## [TEXTAUSZUG]
##############################

Tirana

Tirana (alban. T./Tiranë)

Inhaltsverzeichnis

1 Geographie

T. ist seit 1920 die Hauptstadt und zugleich größte Stadt Albaniens. Zuvor war sie eine Stadt durchschnittlicher Bedeutung an der osmanischen Peripherie gewesen. Bei der letzten Volkszählung (März 2001) hatte T. 343.048 Einwohner, doch die Anzahl der in der Stadt registrierten Bevölkerung ergab für das Jahresende 478.424 Personen. Ende 2006 waren es bereits 600.339. „Großtirana.“ (Tirana e Madhe), die direkte Stadtumgebung, die dem Kreis T. entspricht, hatte 2004 offiziell 677.871 Einwohner (das heißt über ein Fünftel der 3,1 Mio. Bürger des Landes). Somit gehört T. zu den Städten mit höchstem Bevölkerungswachstum in Europa. Die Fläche der Stadt beträgt 31 km².mu

T. befindet sich in Zentralalbanien auf einer Höhe von etwa 110 m ü. d. M., am Fuß des Berges Dajti (1612 m) und ist etwas weniger als 40 km vom Hafen von Durrës und vom Adriatischen Meer entfernt. Die Stadt durchfließt der Fluss Lana, ein Zufluss vom Lumi i Tiranës. In T. herrscht Mittelmeerklima mit einer durchschnittlichen Januartemperatur von 6,7 ℃ (im Juli steigt sie auf 24,4 ℃) und reichem Niederschlag im Herbst und Winter (1297 mm pro Jahr). Mit Durrës bildet T. heute den demographischen, wirtschaftlichen, administrativen und politischen Mittelpunkt des Landes.

An Stelle der alten Industrieruinen entstanden entlang der Straße nach Durrës und des Hafens neue Industrieanlagen. Die stärksten Industriezweige sind die Textil-, Metall-, Zement-, Papier-, Leder- und Nahrungsmittelindustrie. Seit 1957 hat T. einen internationalen Flughafen (jetzt Aeroporti Nënë Tereza [Mutter-Teresa-Flughafen]) in Rinas, ca. 25 km vom Zentrum T. entfernt) mit 784.640 Fluggästen (2005). In T. gibt es 5 staatliche und 4 private Universitäten und Hochschulen mit insgesamt 32.018 Studierenden (13.284 an der Universiteti i Tiranës).

##############################

## [Annotierte Elementeinträge]
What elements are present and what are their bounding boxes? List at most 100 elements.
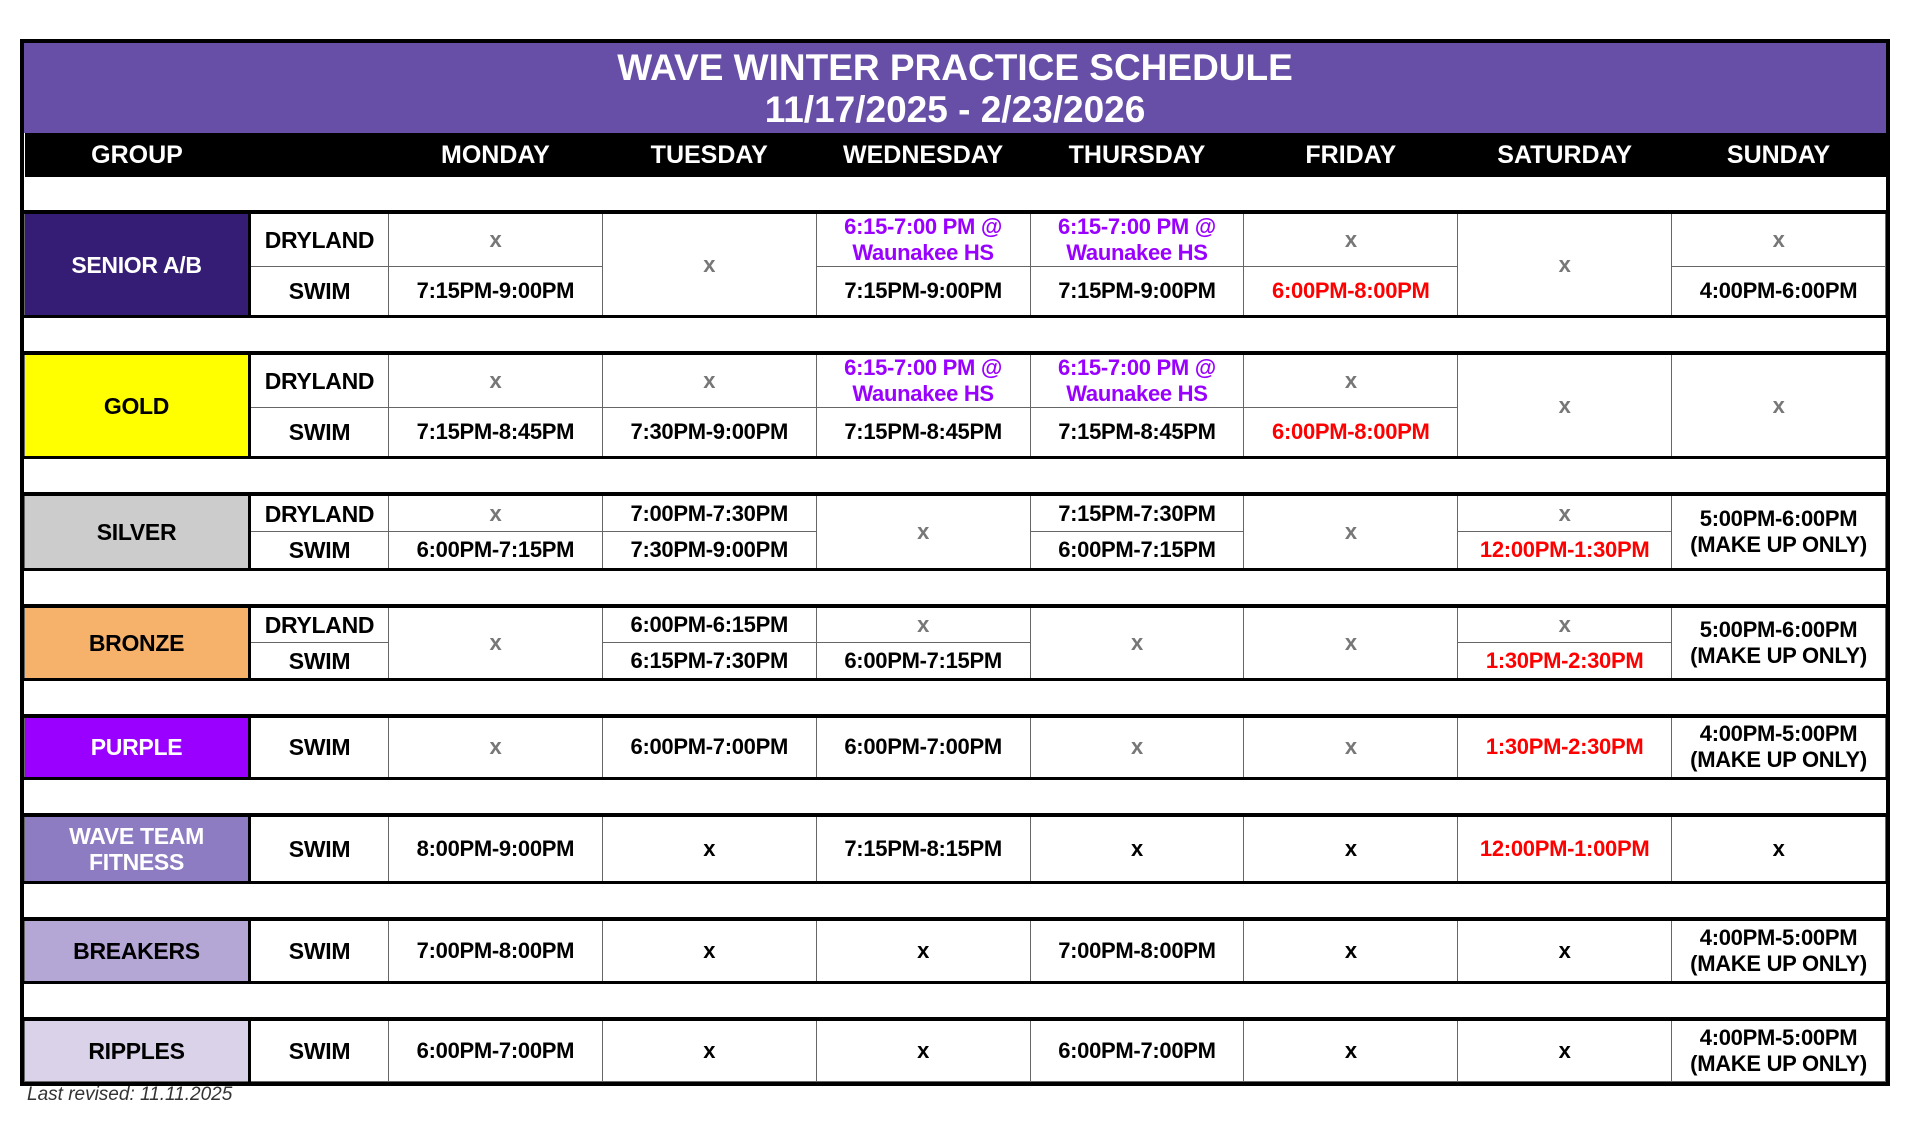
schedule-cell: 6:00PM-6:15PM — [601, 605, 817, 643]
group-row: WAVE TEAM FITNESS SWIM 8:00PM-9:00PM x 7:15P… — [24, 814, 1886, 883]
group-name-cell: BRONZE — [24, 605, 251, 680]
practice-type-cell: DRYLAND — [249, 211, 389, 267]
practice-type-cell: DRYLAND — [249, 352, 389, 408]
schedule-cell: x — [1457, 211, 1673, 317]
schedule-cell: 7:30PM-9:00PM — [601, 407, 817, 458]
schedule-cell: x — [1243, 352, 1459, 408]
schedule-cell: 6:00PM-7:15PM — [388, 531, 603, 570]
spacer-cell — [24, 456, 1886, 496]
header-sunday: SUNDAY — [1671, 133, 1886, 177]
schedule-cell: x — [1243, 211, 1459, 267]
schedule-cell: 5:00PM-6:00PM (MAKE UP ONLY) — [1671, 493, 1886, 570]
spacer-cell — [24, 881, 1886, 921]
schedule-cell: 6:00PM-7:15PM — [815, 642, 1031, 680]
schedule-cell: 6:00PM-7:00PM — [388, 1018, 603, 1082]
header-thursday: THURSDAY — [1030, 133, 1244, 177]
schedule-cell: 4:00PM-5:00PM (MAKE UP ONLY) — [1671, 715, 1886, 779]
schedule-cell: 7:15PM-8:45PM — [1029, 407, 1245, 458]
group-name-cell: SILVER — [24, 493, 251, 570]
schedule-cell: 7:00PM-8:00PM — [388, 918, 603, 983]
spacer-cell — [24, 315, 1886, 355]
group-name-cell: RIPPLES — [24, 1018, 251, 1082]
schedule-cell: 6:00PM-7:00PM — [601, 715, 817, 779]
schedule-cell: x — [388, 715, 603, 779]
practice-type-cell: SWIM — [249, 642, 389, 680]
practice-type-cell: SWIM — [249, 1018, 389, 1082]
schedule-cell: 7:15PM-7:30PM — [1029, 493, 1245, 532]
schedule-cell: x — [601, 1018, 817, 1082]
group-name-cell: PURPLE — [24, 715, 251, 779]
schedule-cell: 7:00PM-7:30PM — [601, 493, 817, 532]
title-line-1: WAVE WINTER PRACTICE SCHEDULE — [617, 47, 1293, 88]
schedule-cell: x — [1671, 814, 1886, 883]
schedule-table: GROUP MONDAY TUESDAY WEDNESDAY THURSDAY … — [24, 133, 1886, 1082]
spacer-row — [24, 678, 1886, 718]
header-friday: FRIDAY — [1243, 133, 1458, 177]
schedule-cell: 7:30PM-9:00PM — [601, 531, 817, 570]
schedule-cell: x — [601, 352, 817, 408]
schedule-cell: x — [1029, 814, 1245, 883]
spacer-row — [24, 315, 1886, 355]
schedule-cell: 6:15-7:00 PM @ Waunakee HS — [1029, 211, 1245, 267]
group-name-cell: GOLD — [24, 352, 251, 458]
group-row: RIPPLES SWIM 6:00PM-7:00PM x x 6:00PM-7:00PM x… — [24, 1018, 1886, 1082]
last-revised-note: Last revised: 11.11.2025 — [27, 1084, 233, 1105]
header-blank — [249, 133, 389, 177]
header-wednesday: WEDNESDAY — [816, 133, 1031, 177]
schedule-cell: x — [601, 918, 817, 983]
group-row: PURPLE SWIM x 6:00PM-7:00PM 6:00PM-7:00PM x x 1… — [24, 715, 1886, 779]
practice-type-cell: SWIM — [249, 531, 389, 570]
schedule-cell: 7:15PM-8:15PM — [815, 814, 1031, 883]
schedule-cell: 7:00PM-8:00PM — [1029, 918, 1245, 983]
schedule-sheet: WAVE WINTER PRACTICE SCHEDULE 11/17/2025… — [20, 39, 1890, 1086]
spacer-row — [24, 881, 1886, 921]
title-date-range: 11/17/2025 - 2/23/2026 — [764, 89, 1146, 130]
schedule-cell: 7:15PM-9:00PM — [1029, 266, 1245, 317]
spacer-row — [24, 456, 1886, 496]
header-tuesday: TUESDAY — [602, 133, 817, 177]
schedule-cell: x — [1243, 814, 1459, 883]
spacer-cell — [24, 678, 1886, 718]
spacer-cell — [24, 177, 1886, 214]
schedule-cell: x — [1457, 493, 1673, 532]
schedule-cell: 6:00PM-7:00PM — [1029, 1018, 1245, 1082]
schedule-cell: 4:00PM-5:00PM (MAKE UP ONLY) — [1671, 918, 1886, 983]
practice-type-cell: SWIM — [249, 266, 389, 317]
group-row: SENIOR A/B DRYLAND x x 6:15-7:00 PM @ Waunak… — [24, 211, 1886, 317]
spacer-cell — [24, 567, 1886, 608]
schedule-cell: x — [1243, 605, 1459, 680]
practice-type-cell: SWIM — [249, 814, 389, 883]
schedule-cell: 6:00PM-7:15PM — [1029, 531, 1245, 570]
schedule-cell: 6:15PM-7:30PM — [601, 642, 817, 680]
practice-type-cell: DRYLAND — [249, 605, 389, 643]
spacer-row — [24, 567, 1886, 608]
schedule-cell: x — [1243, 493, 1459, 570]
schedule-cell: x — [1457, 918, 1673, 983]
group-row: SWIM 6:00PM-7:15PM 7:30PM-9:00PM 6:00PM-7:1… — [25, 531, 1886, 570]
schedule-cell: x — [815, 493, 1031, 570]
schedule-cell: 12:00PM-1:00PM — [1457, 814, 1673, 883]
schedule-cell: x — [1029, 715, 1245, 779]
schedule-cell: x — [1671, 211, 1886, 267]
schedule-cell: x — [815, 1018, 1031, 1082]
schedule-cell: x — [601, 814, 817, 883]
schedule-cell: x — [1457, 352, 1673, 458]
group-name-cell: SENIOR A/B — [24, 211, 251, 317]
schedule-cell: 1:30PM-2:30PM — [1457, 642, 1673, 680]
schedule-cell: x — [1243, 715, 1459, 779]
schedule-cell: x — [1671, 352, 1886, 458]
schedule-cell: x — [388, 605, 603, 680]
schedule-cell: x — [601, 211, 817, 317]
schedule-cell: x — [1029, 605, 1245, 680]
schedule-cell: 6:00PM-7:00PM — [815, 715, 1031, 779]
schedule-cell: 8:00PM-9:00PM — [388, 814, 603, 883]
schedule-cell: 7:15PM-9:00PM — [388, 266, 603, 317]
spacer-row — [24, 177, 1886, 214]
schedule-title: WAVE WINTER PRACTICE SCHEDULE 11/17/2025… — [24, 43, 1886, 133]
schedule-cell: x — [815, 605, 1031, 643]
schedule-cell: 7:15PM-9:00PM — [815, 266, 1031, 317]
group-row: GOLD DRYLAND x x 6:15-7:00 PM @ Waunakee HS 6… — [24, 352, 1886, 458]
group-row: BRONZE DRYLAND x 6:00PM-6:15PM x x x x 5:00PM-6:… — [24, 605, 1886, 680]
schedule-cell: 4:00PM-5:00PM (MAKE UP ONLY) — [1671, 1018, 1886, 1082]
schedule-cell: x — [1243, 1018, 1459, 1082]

##############################

## [AUFGABENSTELLUNG]
Wiederhole wörtlich den Abschnitt aus dem Text über Tirana, der mit den Worten „An Stelle der“ anfängt und mit „Universiteti i Tiranës).“ schließt. Die Datensätze spielen hierfür keine Rolle.

## [LÖSUNG]
An Stelle der alten Industrieruinen entstanden entlang der Straße nach Durrës und des Hafens neue Industrieanlagen. Die stärksten Industriezweige sind die Textil-, Metall-, Zement-, Papier-, Leder- und Nahrungsmittelindustrie. Seit 1957 hat T. einen internationalen Flughafen (jetzt Aeroporti Nënë Tereza [Mutter-Teresa-Flughafen]) in Rinas, ca. 25 km vom Zentrum T. entfernt) mit 784.640 Fluggästen (2005). In T. gibt es 5 staatliche und 4 private Universitäten und Hochschulen mit insgesamt 32.018 Studierenden (13.284 an der Universiteti i Tiranës).